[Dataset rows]
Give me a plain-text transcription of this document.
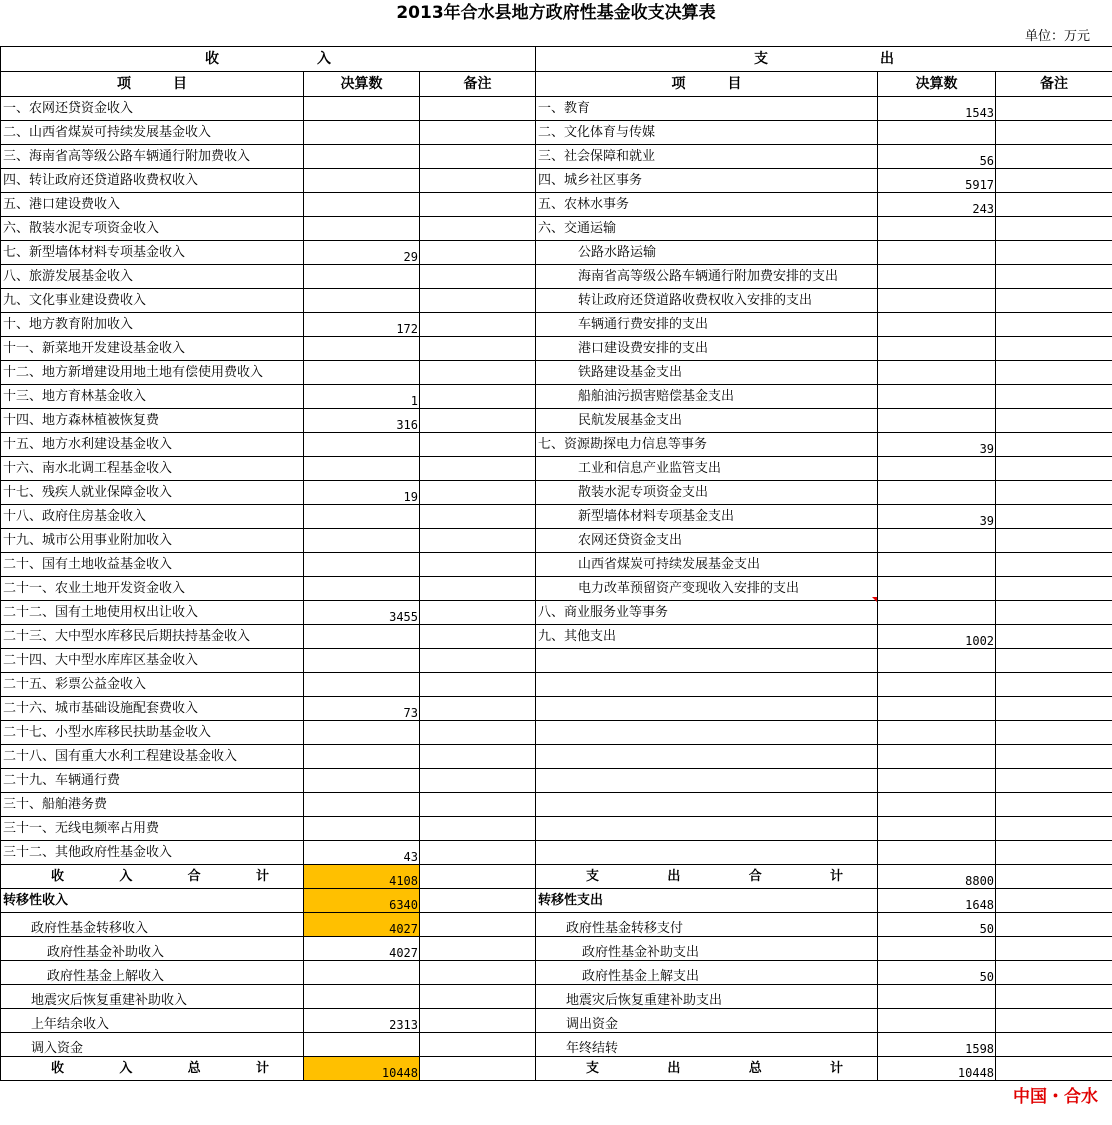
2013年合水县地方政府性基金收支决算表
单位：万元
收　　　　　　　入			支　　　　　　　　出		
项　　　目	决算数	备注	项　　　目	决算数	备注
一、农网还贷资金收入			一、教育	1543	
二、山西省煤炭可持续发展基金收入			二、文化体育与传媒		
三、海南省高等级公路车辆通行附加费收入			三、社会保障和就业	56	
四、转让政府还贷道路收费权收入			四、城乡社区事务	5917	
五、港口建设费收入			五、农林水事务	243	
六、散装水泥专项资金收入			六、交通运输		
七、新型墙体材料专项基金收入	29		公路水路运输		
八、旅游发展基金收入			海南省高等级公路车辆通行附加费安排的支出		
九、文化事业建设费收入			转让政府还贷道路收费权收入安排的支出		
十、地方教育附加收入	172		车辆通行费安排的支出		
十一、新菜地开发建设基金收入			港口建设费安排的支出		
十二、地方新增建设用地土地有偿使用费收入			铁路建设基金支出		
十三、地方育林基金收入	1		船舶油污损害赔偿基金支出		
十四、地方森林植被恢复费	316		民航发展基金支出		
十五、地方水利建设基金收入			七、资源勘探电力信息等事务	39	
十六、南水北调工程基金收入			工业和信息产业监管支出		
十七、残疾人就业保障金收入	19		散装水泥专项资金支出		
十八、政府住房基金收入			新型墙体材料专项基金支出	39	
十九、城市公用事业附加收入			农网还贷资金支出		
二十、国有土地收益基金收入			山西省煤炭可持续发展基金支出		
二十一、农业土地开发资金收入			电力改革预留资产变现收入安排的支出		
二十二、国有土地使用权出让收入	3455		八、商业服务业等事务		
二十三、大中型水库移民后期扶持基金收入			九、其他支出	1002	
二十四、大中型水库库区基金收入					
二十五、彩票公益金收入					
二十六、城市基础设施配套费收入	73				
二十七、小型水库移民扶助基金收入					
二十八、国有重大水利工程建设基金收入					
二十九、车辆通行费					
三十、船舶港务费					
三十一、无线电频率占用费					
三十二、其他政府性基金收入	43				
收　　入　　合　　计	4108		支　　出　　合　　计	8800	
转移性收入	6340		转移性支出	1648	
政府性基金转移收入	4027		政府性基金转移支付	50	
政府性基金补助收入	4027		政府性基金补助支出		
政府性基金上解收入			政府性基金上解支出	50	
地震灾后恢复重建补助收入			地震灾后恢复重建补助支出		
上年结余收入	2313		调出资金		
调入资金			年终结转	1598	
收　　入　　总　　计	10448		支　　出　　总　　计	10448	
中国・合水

---

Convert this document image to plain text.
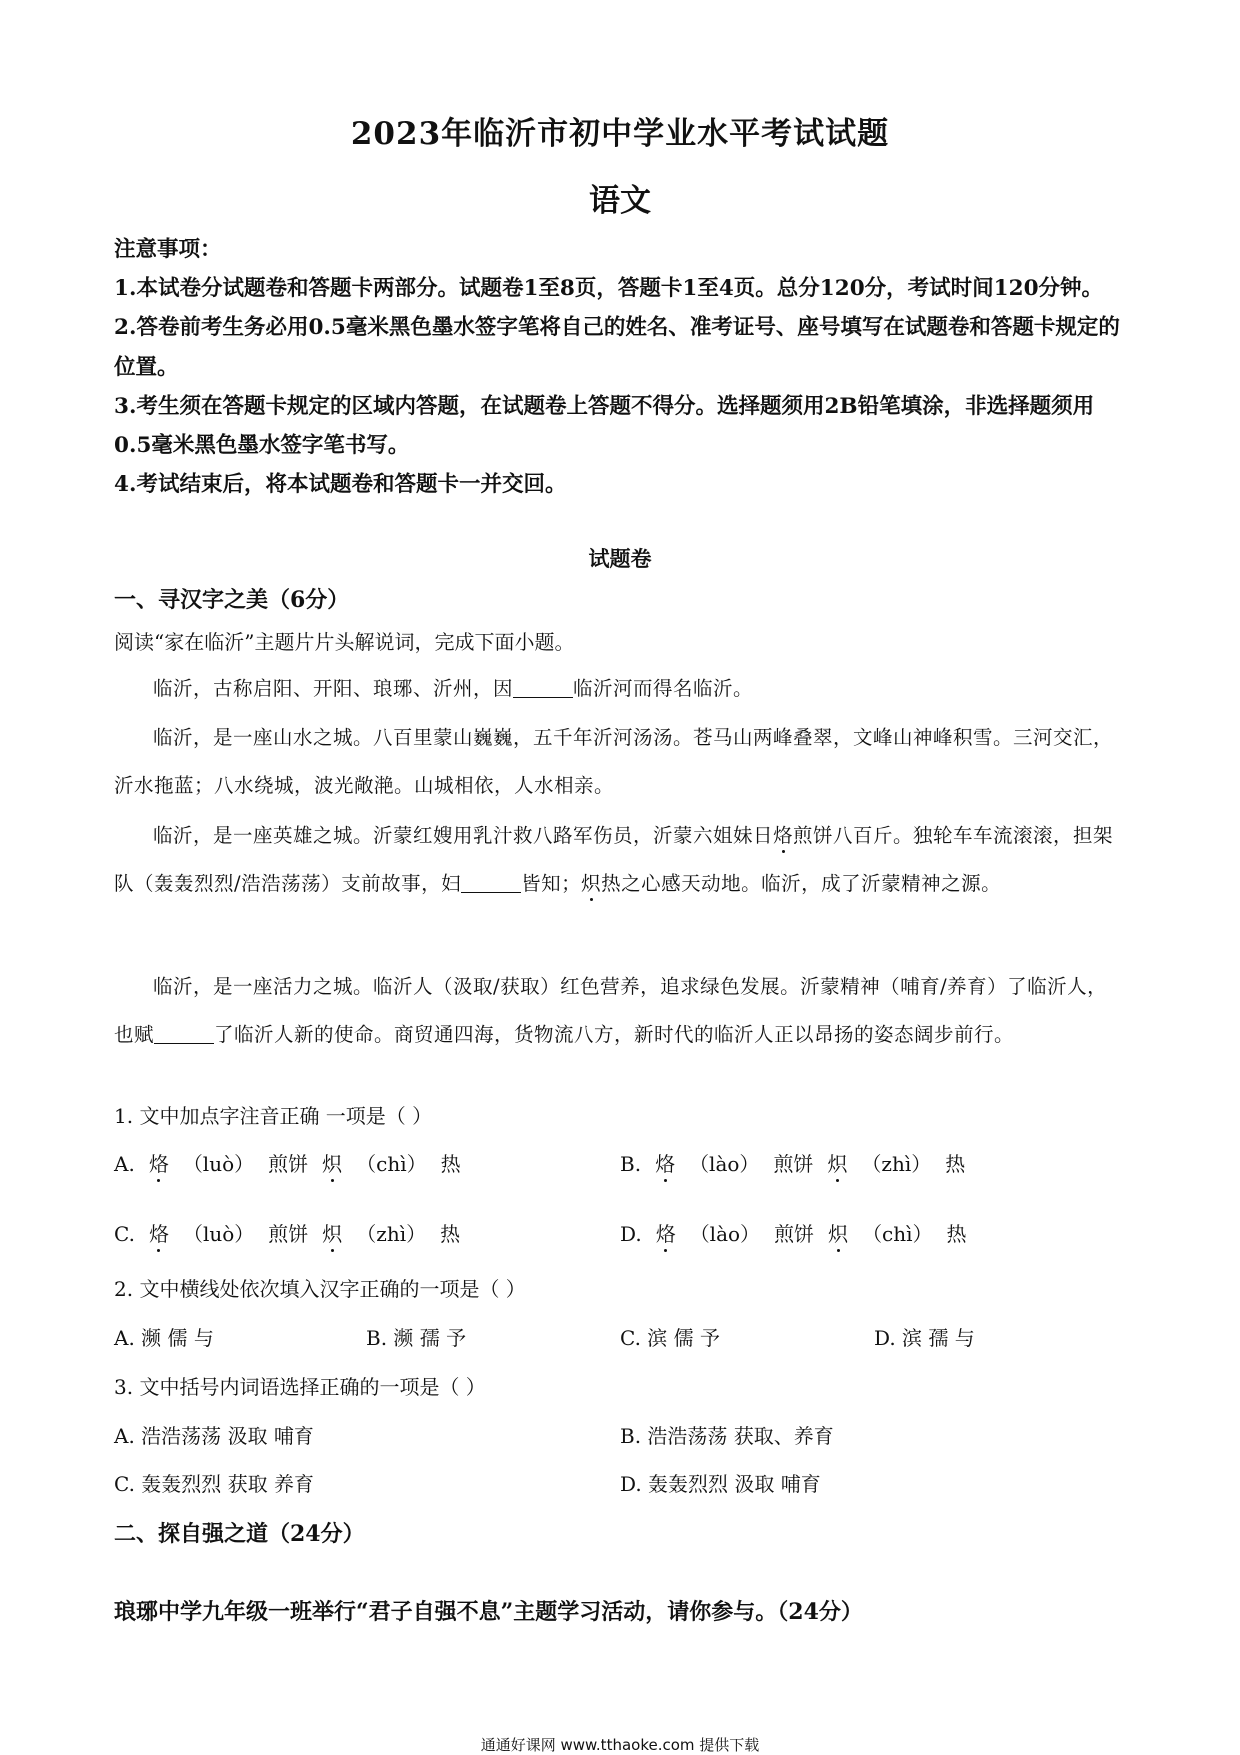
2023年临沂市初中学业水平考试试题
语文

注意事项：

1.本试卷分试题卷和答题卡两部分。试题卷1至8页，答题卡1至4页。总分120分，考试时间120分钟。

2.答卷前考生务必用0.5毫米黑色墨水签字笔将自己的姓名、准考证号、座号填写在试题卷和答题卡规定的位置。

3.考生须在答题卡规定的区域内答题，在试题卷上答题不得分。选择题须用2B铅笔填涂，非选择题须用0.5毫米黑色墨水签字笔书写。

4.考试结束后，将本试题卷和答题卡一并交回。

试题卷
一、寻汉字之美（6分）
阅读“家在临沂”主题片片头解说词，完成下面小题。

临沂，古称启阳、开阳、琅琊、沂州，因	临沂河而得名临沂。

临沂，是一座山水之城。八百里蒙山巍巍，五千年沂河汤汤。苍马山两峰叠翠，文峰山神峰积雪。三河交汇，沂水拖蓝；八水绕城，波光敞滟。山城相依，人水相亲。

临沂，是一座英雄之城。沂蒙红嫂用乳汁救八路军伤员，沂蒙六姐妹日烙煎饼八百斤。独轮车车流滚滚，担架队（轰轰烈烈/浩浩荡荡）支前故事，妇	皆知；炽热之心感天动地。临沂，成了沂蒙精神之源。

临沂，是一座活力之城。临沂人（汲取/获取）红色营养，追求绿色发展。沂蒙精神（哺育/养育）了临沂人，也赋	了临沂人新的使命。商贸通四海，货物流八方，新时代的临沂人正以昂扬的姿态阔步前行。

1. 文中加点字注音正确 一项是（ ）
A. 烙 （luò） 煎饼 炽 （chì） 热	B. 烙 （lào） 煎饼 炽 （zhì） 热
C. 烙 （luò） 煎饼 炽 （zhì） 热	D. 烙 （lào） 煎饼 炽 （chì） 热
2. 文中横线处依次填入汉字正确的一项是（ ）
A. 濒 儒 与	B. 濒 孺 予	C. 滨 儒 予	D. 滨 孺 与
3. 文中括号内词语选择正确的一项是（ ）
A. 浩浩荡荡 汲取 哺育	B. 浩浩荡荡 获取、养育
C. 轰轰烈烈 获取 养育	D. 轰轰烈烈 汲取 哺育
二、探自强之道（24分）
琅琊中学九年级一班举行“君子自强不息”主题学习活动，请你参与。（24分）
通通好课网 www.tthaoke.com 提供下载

_Exercise details:_ Look through the entries and return every line where "document" appears.

_Written response:_
Give me a plain-text transcription of this document.
Convert this document image to plain text.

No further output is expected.